_PROBLEM TO WORK ON:_ Check each line of the listing for the word "text" and report how many lines contain it, giving nothing but the number.

_INFORMATION GIVEN:_
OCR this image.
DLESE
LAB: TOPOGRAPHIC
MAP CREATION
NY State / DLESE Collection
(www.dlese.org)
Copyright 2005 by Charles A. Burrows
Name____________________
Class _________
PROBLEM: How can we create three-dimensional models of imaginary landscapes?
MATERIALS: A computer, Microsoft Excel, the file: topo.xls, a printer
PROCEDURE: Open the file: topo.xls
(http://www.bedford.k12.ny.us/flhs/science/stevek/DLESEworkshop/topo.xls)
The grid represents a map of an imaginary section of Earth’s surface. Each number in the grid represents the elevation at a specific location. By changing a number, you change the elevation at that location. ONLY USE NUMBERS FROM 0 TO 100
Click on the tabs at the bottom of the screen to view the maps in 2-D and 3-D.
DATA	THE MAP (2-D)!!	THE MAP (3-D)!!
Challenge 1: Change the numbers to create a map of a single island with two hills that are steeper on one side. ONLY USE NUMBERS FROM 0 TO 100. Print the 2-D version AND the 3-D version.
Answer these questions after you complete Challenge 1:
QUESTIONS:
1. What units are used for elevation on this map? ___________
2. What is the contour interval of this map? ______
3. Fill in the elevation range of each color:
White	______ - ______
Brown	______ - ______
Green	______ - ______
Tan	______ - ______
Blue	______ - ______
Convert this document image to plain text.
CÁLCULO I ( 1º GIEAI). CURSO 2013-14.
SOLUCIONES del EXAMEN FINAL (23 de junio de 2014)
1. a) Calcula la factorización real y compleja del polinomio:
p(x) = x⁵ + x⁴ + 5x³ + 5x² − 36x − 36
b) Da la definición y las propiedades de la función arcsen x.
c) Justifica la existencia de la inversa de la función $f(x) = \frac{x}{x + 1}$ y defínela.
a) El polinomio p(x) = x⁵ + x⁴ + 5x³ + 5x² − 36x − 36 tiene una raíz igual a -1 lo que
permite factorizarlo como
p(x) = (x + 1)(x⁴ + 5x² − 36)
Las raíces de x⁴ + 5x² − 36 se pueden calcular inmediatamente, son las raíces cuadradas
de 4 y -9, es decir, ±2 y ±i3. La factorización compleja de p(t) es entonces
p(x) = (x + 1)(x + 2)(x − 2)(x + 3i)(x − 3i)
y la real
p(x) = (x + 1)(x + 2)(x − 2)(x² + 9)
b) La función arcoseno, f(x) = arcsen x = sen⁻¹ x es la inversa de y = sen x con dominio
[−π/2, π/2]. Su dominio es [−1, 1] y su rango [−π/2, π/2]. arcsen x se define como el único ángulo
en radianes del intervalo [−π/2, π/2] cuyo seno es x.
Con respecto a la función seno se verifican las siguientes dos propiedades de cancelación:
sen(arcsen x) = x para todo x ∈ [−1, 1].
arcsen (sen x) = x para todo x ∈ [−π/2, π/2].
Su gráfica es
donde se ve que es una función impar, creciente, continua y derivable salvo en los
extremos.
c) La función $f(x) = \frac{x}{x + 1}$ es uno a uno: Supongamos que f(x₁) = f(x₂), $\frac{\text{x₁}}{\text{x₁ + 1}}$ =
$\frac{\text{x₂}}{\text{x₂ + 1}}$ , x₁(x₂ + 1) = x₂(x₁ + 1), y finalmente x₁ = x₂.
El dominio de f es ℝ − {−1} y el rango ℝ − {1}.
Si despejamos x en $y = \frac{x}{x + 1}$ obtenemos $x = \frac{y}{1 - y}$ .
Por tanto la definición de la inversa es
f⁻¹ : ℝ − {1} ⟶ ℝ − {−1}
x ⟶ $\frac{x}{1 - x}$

_OUTPUT OF THE EXERCISE:_ 3